> _Aim_:
Quote, verbatim, all material below, without pictures.
-----
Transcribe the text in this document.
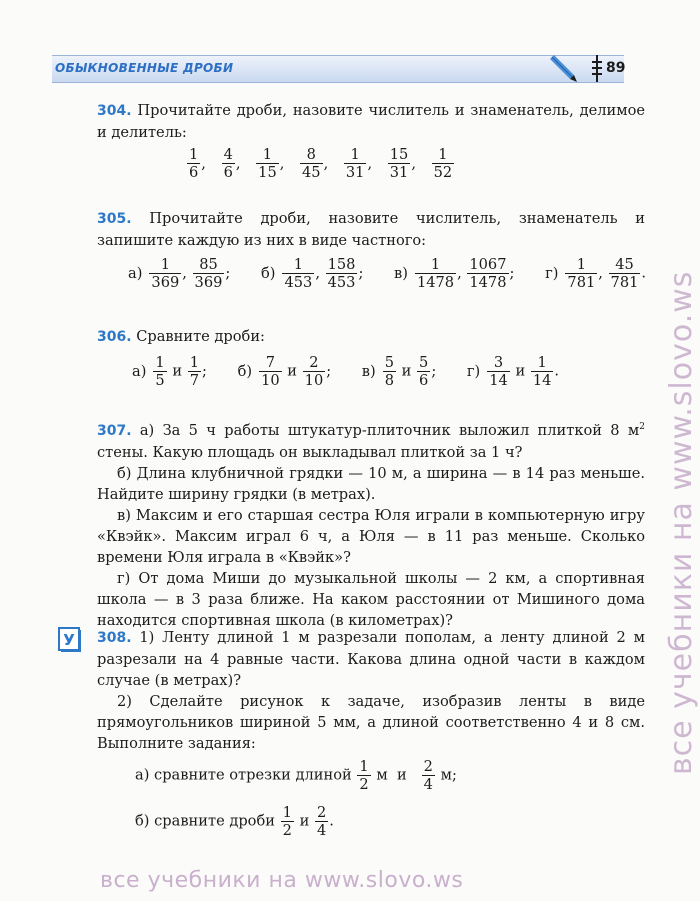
ОБЫКНОВЕННЫЕ ДРОБИ	89

304. Прочитайте дроби, назовите числитель и знаменатель, делимое и делитель:

$\frac{1}{6}$ , $\frac{4}{6}$ , $\frac{1}{15}$ , $\frac{8}{45}$ , $\frac{1}{31}$ , $\frac{15}{31}$ , $\frac{1}{52}$

305. Прочитайте дроби, назовите числитель, знаменатель и запишите каждую из них в виде частного:

$а) \frac{1}{369}$ , $\frac{85}{369}$ ; $б) \frac{1}{453}$ , $\frac{158}{453}$ ; $в) \frac{1}{1478}$ , $\frac{1067}{1478}$ ; $г) \frac{1}{781}$ , $\frac{45}{781}$ .

306. Сравните дроби:

$а) \frac{1}{5}$ и $\frac{1}{7}$ ; $б) \frac{7}{10}$ и $\frac{2}{10}$ ; $в) \frac{5}{8}$ и $\frac{5}{6}$ ; $г) \frac{3}{14}$ и $\frac{1}{14}$ .

307. а) За 5 ч работы штукатур-плиточник выложил плиткой 8 $м^2$ стены. Какую площадь он выкладывал плиткой за 1 ч?

б) Длина клубничной грядки — 10 м, а ширина — в 14 раз меньше. Найдите ширину грядки (в метрах).

в) Максим и его старшая сестра Юля играли в компьютерную игру «Квэйк». Максим играл 6 ч, а Юля — в 11 раз меньше. Сколько времени Юля играла в «Квэйк»?

г) От дома Миши до музыкальной школы — 2 км, а спортивная школа — в 3 раза ближе. На каком расстоянии от Мишиного дома находится спортивная школа (в километрах)?

У 308. 1) Ленту длиной 1 м разрезали пополам, а ленту длиной 2 м разрезали на 4 равные части. Какова длина одной части в каждом случае (в метрах)?

2) Сделайте рисунок к задаче, изобразив ленты в виде прямоугольников шириной 5 мм, а длиной соответственно 4 и 8 см. Выполните задания:

а) сравните отрезки длиной $\frac{1}{2}$ м и $\frac{2}{4} м$;
б) сравните дроби $\frac{1}{2}$ и $\frac{2}{4}$ .
все учебники на www.slovo.ws
все учебники на www.slovo.ws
-----
> _Task answer_:
Transcribe the text in this document.
ОБЫКНОВЕННЫЕ ДРОБИ	89

304. Прочитайте дроби, назовите числитель и знаменатель, делимое и делитель:

$\frac{1}{6}$ , $\frac{4}{6}$ , $\frac{1}{15}$ , $\frac{8}{45}$ , $\frac{1}{31}$ , $\frac{15}{31}$ , $\frac{1}{52}$

305. Прочитайте дроби, назовите числитель, знаменатель и запишите каждую из них в виде частного:

$а) \frac{1}{369}$ , $\frac{85}{369}$ ; $б) \frac{1}{453}$ , $\frac{158}{453}$ ; $в) \frac{1}{1478}$ , $\frac{1067}{1478}$ ; $г) \frac{1}{781}$ , $\frac{45}{781}$ .

306. Сравните дроби:

$а) \frac{1}{5}$ и $\frac{1}{7}$ ; $б) \frac{7}{10}$ и $\frac{2}{10}$ ; $в) \frac{5}{8}$ и $\frac{5}{6}$ ; $г) \frac{3}{14}$ и $\frac{1}{14}$ .

307. а) За 5 ч работы штукатур-плиточник выложил плиткой 8 $м^2$ стены. Какую площадь он выкладывал плиткой за 1 ч?

б) Длина клубничной грядки — 10 м, а ширина — в 14 раз меньше. Найдите ширину грядки (в метрах).

в) Максим и его старшая сестра Юля играли в компьютерную игру «Квэйк». Максим играл 6 ч, а Юля — в 11 раз меньше. Сколько времени Юля играла в «Квэйк»?

г) От дома Миши до музыкальной школы — 2 км, а спортивная школа — в 3 раза ближе. На каком расстоянии от Мишиного дома находится спортивная школа (в километрах)?

У 308. 1) Ленту длиной 1 м разрезали пополам, а ленту длиной 2 м разрезали на 4 равные части. Какова длина одной части в каждом случае (в метрах)?

2) Сделайте рисунок к задаче, изобразив ленты в виде прямоугольников шириной 5 мм, а длиной соответственно 4 и 8 см. Выполните задания:

а) сравните отрезки длиной $\frac{1}{2}$ м и $\frac{2}{4} м$;
б) сравните дроби $\frac{1}{2}$ и $\frac{2}{4}$ .
все учебники на www.slovo.ws
все учебники на www.slovo.ws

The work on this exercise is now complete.